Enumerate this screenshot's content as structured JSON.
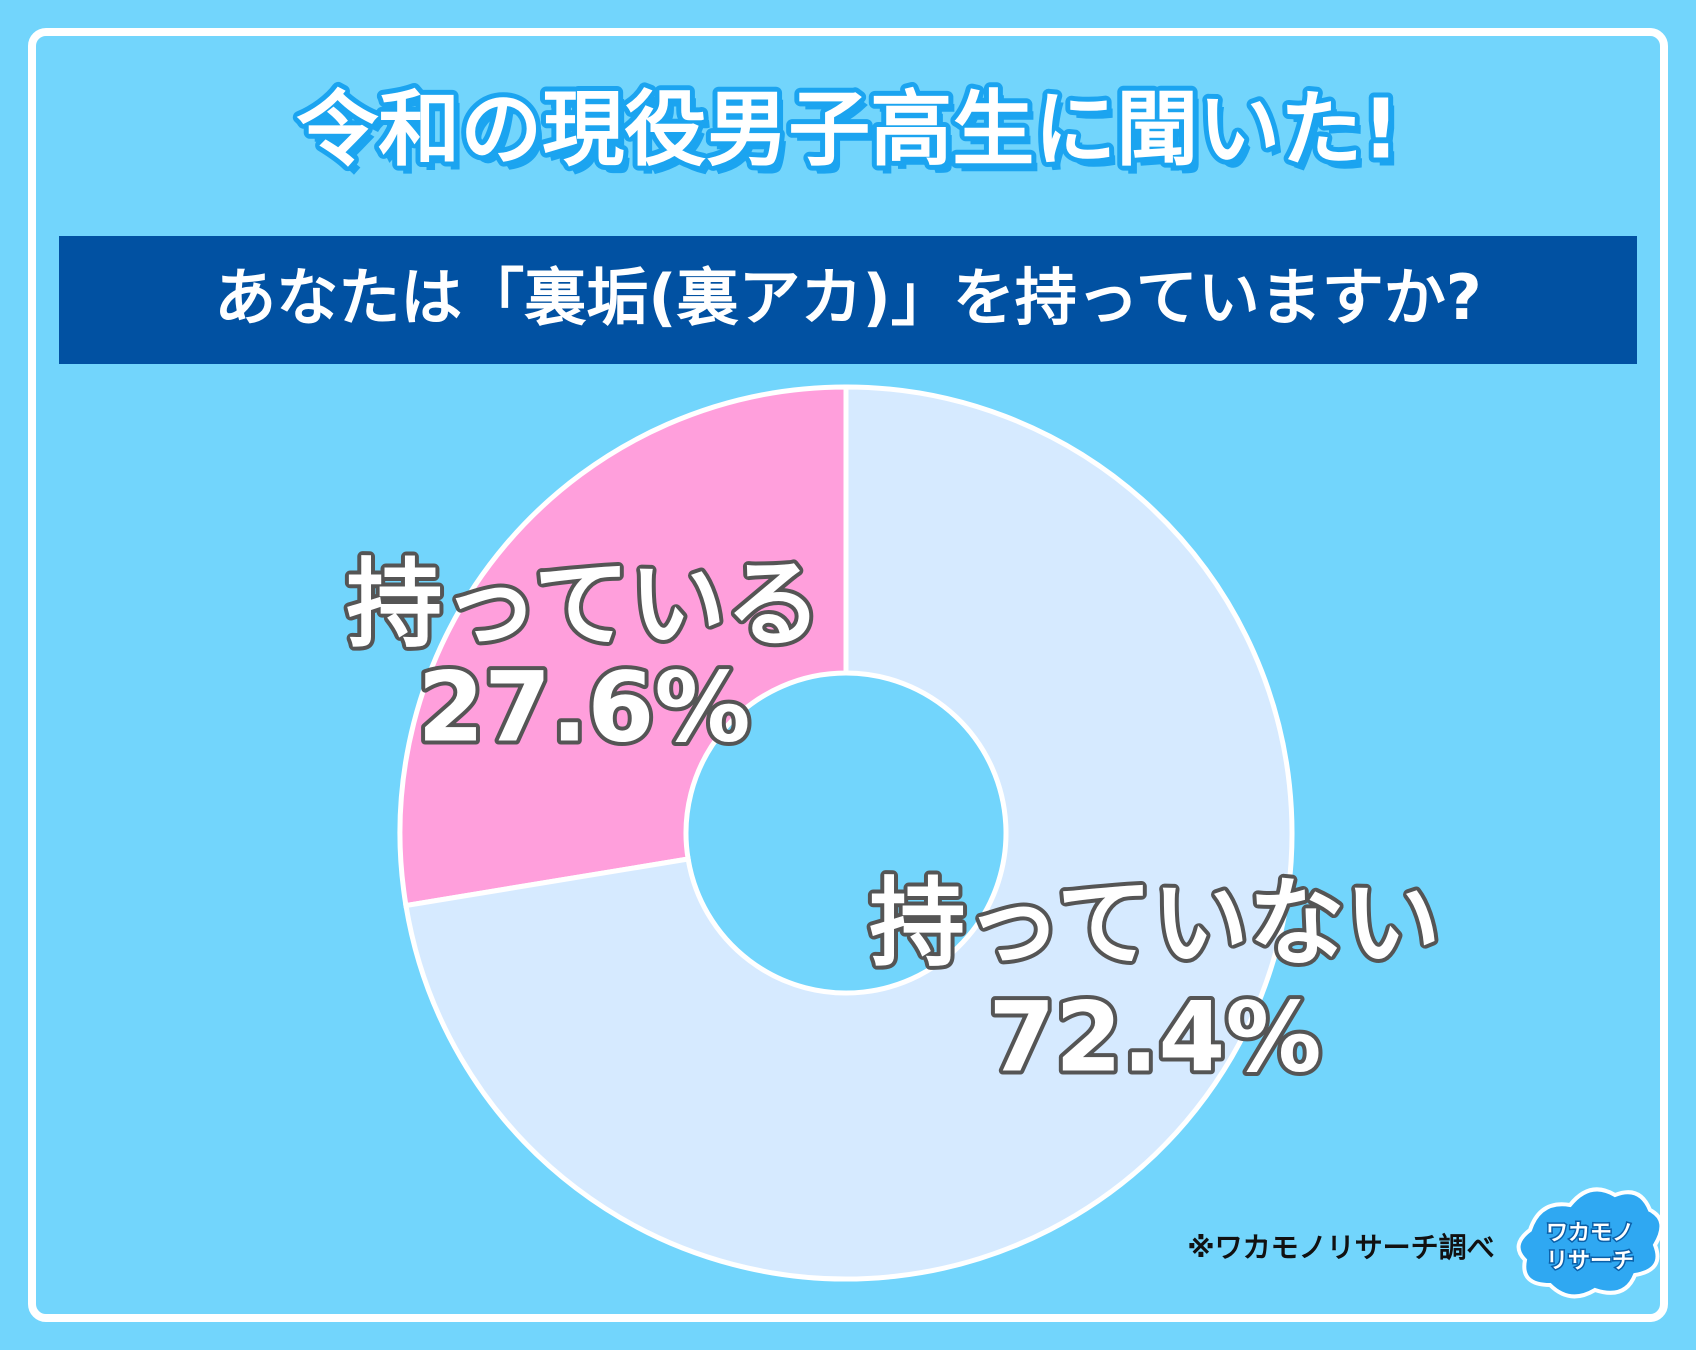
{
  "chart_data": {
    "type": "pie",
    "donut": true,
    "title": "令和の現役男子高生に聞いた!",
    "subtitle": "あなたは「裏垢(裏アカ)」を持っていますか?",
    "categories": [
      "持っている",
      "持っていない"
    ],
    "values": [
      27.6,
      72.4
    ],
    "value_labels": [
      "27.6%",
      "72.4%"
    ],
    "colors": [
      "#ff9fdc",
      "#d6eaff"
    ],
    "source": "※ワカモノリサーチ調べ",
    "logo": [
      "ワカモノ",
      "リサーチ"
    ]
  }
}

Aim of the task — Write the listing out a second time exactly, dropping all images.

The response —
Enumerate this screenshot's content as structured JSON.
{
  "chart_data": {
    "type": "pie",
    "donut": true,
    "title": "令和の現役男子高生に聞いた!",
    "subtitle": "あなたは「裏垢(裏アカ)」を持っていますか?",
    "categories": [
      "持っている",
      "持っていない"
    ],
    "values": [
      27.6,
      72.4
    ],
    "value_labels": [
      "27.6%",
      "72.4%"
    ],
    "colors": [
      "#ff9fdc",
      "#d6eaff"
    ],
    "source": "※ワカモノリサーチ調べ",
    "logo": [
      "ワカモノ",
      "リサーチ"
    ]
  }
}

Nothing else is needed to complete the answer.